**Directive 1:**
Using the amplifier testing post, answer each question in a line of its own:
(a) How many tones does the suggested multitone test use?
(b) At what level above maximum output is the pulsed overload signal set?
(c) What were the writer's dummy loads made of?
**Directive 2:** Output the stretch of the amplifier testing post from "What I have" through "cause some clipping).", word for word.

I have noticed that during recent Stereophile testing there have been several amplifiers that shut down during preconditioning and/or would not reach their full power ratings at low impedance without protection circuitry being engaged. (I have about six months of back issues and am slowly catching up whilst I have some time off.)

Rather than music, how about using pink or other colored noise or some other signal with a defined crest factor for power tests? That has been proposed before but I think shot down because it was too stringent (too hard on amplifiers). Foggy memory again back to the 1970/1980 decades when power wars were on-going and various standards bodies were trying to develop something reasonable. These days, we could create all sorts of fancy test signals. How about a multitone test with 10 or more tones across the 20 - 20 kHz bandwidth? That could provide a good crest factor for testing. Or a number of tones weighted to follow the Fletcher-Munson loudness curve (but at what level)? For me the problem is more what test conditions are reasonable and realistic than our ability to create and run them.

What I have done in the primordial past back when I worked "in the biz" and had audio test equipment and all the gear to play with:
  1. Standard frequency response at 1 W into resistive dummy load;
  2. SINAD (THD+N) sweeps to full power (typically low duty cycle);
  3. IMD sweeps or spot checks (e.g. 100 Hz, 1 kHz, 10 kHz);
  4. A few square-wave signals;
  5. Full-power test (FTC, including pre-conditioning);
  6. IHF burst test;
  7. Overload test -- pulsed signal at 3 dB over max output to assess clipping and recovery behavior; and,
  8. Pink noise at -20 dB and -10 dB (latter would usually cause some clipping).
Pretty sure my original list had ten things on it but I don't have the list anymore (at least anywhere I would be able to find it). I did run the slew/TIM test that was (I think) a 100 Hz square wave with a 10 kHz sine wave riding on it, or something like that, and some other burst tests like five full-power cycles at some frequency so I could see how quickly the amplifier recovered. At lower power (usually) it was interesting to see what happend with such a test signal when driving speakers. I did make up some speaker dummy loads with a couple of resonators to add a peak and valley at LF (100 Hz) and HF (10 kHz). Not a Power Cube, just a home-brew reactance network I added to my dummy loads that emulated some of the gnarlier speaker impedance plots I measured at the time. And I have said before my dummy loads were big gold-finned power resistors stuck in gallon paint cans filled with transformer oil. I had 4- and 8-ohm and could create other values by combining those.

**Data section:**

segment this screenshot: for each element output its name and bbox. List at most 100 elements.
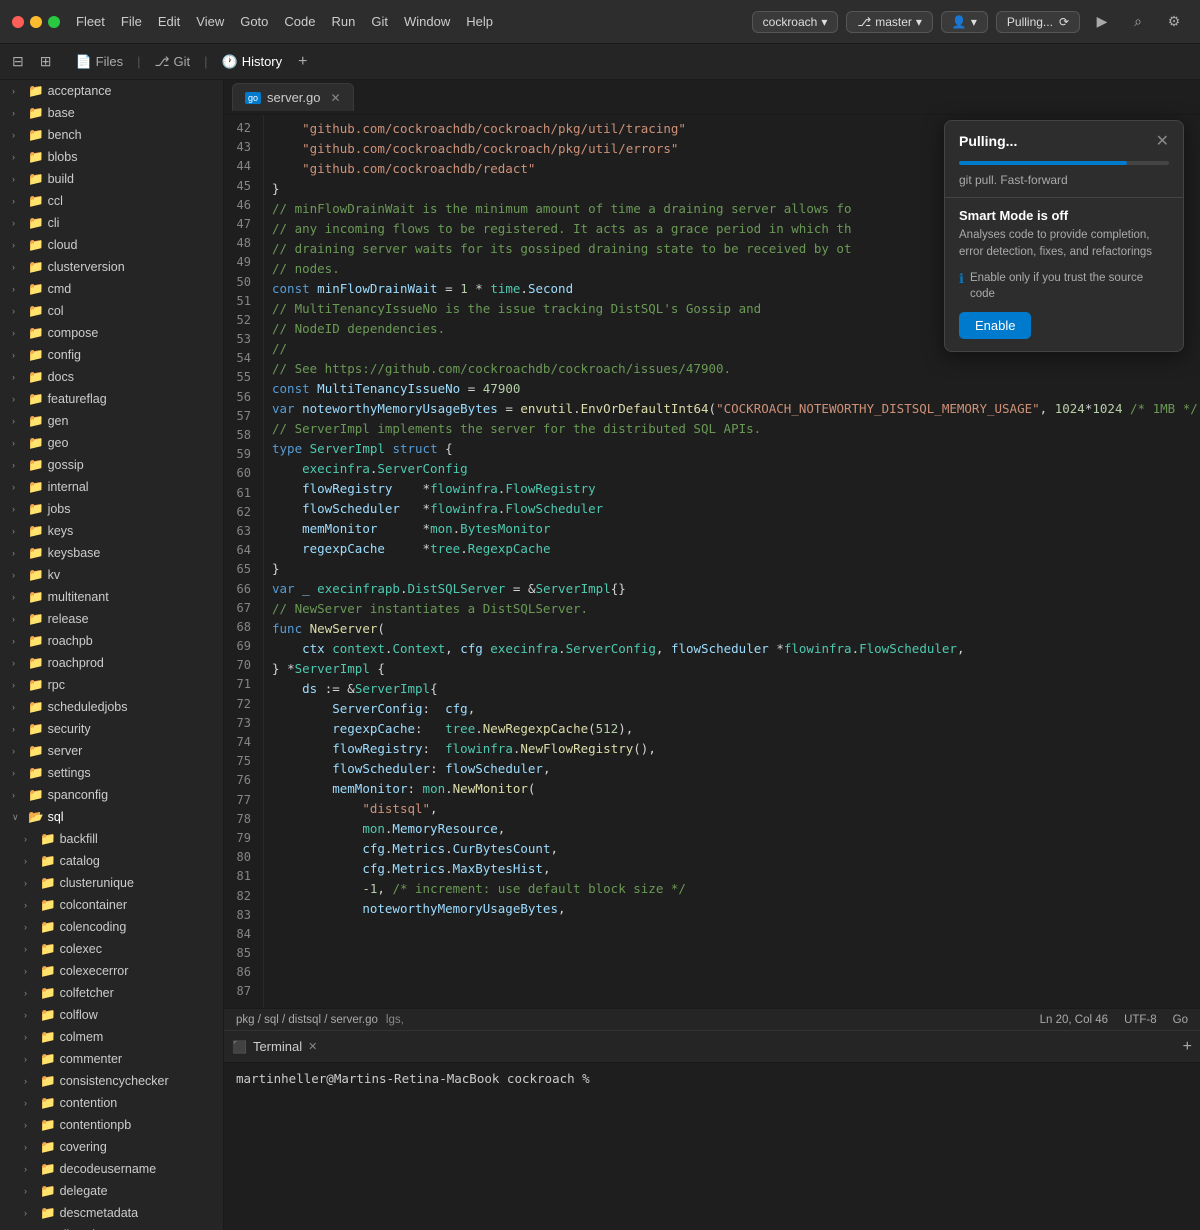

**Worked solution 1:**
(a) 10 or more tones across the 20 - 20 kHz bandwidth.
(b) 3 dB over max output.
(c) Big gold-finned power resistors stuck in gallon paint cans filled with transformer oil.

**Worked solution 2:**
What I have done in the primordial past back when I worked "in the biz" and had audio test equipment and all the gear to play with:
  1. Standard frequency response at 1 W into resistive dummy load;
  2. SINAD (THD+N) sweeps to full power (typically low duty cycle);
  3. IMD sweeps or spot checks (e.g. 100 Hz, 1 kHz, 10 kHz);
  4. A few square-wave signals;
  5. Full-power test (FTC, including pre-conditioning);
  6. IHF burst test;
  7. Overload test -- pulsed signal at 3 dB over max output to assess clipping and recovery behavior; and,
  8. Pink noise at -20 dB and -10 dB (latter would usually cause some clipping).